Aim:
Identify all lines of the data containing the string "гострих" and copy them.

Data extracted from a collection
▶

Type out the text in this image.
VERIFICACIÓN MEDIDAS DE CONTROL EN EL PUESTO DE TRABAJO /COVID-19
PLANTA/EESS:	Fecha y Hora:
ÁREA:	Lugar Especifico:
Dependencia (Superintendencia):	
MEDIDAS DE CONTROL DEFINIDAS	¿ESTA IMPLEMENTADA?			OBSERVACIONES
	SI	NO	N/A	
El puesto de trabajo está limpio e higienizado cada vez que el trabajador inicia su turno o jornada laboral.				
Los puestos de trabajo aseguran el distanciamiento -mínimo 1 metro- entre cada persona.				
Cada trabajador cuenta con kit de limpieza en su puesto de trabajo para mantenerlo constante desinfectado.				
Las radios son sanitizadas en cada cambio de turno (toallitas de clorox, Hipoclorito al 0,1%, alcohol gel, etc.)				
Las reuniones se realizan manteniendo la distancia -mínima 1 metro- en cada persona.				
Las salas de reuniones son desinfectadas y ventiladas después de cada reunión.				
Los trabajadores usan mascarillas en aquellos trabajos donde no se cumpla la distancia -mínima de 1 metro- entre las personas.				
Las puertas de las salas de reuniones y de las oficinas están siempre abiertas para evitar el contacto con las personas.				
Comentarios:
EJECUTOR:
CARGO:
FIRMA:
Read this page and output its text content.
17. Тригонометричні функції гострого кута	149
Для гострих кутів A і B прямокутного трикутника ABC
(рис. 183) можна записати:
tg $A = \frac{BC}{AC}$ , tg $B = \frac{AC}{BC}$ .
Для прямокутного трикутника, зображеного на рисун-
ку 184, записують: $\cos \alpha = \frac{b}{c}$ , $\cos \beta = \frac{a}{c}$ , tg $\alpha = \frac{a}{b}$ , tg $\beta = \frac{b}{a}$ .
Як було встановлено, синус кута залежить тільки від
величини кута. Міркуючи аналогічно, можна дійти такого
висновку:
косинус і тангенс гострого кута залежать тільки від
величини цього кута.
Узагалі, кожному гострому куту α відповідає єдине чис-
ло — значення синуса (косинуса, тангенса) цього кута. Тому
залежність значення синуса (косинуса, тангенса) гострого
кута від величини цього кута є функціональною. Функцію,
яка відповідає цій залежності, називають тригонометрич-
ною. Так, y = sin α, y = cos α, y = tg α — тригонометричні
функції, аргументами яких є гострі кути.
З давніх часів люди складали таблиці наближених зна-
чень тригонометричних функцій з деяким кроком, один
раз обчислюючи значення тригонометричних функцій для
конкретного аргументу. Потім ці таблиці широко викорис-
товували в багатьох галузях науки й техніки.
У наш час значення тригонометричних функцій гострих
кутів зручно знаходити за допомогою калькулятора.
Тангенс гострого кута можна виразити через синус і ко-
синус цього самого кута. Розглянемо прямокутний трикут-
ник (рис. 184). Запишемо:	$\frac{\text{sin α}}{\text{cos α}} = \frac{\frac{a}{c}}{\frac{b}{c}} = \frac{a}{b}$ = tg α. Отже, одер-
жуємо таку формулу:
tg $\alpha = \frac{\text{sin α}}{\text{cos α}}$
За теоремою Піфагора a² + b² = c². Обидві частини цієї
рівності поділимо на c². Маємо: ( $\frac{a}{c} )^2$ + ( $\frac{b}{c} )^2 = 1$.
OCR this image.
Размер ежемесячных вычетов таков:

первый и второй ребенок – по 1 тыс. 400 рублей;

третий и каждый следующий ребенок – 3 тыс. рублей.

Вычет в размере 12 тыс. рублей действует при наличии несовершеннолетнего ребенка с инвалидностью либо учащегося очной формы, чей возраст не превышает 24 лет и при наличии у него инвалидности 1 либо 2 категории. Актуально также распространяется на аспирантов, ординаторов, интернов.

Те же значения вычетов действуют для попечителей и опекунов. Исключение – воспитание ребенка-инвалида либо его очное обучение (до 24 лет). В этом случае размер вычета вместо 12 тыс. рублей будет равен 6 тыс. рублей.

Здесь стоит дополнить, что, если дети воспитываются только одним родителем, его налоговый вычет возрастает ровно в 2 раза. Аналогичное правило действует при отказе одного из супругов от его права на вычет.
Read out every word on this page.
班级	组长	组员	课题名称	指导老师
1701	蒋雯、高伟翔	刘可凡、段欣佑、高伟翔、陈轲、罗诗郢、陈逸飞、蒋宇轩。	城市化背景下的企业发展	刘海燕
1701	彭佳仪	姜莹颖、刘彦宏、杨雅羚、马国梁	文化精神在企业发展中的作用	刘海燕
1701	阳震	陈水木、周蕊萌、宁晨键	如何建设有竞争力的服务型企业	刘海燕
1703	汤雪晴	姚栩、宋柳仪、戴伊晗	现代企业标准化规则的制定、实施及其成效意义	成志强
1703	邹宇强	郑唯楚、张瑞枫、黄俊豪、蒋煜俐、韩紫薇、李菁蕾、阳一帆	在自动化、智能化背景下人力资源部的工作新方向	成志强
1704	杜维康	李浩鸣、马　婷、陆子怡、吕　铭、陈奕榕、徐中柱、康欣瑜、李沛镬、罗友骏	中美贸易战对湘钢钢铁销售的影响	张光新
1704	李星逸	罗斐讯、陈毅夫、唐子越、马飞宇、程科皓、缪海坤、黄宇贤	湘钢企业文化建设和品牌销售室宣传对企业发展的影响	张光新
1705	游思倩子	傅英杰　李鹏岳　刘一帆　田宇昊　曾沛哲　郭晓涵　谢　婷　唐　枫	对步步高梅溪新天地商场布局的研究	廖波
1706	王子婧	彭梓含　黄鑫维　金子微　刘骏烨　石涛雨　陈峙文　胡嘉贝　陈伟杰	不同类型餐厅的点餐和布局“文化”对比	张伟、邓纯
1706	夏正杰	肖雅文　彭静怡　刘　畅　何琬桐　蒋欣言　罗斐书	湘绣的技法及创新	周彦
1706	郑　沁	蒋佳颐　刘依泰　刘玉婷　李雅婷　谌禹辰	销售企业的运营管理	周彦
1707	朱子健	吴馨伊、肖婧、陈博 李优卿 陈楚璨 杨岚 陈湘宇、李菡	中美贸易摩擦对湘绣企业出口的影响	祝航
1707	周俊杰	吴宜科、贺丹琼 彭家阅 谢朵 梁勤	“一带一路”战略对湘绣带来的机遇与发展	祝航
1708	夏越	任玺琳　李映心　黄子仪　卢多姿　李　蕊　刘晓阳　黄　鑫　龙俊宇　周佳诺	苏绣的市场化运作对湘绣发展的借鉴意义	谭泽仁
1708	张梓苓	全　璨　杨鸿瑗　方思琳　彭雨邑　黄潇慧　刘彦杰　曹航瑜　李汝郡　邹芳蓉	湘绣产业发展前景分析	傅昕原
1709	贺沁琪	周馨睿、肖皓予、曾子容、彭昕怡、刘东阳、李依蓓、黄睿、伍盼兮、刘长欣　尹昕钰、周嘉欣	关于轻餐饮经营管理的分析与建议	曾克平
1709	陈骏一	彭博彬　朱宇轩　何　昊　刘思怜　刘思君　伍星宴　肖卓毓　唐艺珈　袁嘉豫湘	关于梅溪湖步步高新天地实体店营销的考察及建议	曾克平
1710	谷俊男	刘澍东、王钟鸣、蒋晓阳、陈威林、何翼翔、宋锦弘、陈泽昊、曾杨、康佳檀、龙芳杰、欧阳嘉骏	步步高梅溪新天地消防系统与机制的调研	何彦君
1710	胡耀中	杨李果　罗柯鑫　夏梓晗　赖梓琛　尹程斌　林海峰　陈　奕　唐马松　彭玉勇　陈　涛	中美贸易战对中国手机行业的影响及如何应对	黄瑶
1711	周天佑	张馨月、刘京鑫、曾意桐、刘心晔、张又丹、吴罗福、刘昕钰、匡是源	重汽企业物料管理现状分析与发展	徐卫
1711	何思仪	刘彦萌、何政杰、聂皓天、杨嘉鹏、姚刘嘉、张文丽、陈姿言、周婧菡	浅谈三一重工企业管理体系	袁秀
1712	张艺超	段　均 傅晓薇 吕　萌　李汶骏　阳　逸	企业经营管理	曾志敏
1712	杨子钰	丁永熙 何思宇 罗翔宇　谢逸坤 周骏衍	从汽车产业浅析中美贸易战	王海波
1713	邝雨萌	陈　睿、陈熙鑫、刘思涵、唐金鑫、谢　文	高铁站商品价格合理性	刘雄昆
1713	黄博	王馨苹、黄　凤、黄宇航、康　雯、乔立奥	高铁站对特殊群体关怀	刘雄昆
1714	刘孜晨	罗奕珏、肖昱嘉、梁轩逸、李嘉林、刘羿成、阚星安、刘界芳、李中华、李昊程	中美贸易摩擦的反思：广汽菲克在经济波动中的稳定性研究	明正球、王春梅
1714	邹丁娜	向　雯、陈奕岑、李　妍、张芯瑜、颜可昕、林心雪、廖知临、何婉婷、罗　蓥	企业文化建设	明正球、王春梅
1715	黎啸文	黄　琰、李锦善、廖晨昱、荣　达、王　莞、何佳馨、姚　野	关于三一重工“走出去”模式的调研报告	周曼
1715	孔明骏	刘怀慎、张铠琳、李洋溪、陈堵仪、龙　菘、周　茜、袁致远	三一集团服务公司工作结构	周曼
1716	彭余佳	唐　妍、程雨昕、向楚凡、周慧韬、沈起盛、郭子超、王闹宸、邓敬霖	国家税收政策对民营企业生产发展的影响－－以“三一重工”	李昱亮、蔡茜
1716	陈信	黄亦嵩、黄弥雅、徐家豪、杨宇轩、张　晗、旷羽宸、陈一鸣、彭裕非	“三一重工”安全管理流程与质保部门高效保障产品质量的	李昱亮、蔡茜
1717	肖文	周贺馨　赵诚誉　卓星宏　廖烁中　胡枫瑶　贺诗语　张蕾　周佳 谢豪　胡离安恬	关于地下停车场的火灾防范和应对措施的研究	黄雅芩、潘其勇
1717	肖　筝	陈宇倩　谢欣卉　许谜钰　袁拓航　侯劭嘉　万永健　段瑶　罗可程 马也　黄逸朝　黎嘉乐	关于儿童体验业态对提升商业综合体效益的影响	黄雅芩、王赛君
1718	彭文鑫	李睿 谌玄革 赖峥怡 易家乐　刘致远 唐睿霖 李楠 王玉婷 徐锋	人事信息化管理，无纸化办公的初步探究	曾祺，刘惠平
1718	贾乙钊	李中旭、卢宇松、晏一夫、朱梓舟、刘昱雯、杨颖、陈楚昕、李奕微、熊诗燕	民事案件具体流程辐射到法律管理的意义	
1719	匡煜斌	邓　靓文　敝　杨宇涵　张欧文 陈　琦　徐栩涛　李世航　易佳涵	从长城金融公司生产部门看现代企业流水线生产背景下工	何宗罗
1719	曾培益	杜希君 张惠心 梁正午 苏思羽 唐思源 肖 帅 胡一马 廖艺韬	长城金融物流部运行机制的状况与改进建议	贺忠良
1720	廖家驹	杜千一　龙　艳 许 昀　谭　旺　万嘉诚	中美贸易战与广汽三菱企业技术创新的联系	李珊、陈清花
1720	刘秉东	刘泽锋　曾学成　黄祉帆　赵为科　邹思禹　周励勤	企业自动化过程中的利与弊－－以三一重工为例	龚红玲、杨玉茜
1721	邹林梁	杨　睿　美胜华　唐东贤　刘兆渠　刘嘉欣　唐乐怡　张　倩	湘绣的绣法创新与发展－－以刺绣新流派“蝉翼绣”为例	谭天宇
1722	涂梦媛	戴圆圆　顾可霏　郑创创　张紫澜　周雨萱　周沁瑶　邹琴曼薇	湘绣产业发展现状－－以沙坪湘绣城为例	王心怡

◀

Complete answer:
Для гострих кутів A і B прямокутного трикутника ABC
У наш час значення тригонометричних функцій гострих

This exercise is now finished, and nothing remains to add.